* _RECORDS SHOWN_
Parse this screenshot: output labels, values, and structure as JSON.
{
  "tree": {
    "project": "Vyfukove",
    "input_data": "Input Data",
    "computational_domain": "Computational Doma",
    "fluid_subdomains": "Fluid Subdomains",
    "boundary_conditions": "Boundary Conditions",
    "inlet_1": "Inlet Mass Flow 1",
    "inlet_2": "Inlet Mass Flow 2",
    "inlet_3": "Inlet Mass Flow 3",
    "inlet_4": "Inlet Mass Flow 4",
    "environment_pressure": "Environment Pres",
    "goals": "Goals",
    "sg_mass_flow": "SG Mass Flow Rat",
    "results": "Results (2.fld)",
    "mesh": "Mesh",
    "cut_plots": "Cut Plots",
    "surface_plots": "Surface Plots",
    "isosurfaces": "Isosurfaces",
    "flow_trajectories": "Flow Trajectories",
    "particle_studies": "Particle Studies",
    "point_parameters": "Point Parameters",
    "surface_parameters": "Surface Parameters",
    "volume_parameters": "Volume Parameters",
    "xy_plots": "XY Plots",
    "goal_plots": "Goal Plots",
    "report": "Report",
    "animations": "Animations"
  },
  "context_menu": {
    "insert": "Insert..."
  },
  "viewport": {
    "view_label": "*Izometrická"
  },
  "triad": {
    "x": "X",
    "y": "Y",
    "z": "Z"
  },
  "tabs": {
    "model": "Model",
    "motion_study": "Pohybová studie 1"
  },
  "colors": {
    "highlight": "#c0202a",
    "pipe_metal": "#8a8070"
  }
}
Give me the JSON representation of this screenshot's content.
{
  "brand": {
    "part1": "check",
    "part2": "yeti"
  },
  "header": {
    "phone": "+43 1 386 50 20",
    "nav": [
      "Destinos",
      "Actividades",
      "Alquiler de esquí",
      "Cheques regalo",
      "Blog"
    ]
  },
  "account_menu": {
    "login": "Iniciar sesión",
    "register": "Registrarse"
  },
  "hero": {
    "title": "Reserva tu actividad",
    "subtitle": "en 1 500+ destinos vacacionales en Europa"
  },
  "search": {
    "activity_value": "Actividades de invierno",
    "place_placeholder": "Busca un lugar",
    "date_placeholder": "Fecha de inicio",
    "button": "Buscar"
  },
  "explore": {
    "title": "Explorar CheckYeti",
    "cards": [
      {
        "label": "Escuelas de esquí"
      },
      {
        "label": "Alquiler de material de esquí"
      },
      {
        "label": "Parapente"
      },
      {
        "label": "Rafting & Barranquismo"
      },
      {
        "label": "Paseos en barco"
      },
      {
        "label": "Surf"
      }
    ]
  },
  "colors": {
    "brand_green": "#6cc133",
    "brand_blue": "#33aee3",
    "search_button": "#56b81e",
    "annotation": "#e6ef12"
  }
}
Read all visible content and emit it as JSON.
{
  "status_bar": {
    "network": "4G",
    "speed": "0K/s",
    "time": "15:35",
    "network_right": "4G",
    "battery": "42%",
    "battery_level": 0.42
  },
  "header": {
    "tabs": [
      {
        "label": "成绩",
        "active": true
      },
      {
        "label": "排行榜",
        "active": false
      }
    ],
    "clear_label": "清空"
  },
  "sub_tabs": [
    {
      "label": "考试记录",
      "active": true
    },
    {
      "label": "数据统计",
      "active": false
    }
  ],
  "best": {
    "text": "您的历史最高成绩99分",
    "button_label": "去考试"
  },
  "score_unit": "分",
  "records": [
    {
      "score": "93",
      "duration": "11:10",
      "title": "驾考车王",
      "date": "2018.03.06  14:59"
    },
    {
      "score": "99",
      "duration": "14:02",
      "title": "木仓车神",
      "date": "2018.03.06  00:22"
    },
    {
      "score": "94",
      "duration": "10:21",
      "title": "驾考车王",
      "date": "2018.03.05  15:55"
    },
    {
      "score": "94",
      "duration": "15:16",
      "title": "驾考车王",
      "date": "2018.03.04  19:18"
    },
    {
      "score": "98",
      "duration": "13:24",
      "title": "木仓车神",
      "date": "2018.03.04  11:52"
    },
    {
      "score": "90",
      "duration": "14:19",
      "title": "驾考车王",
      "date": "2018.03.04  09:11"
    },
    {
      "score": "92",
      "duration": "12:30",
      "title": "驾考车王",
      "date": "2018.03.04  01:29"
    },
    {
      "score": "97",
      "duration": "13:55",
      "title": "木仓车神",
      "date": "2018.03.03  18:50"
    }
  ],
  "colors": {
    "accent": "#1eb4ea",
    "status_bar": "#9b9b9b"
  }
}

* _EXERCISE TASK_
Give only the number of lines in the entries above that contain the string "active".

* _RESULT_
4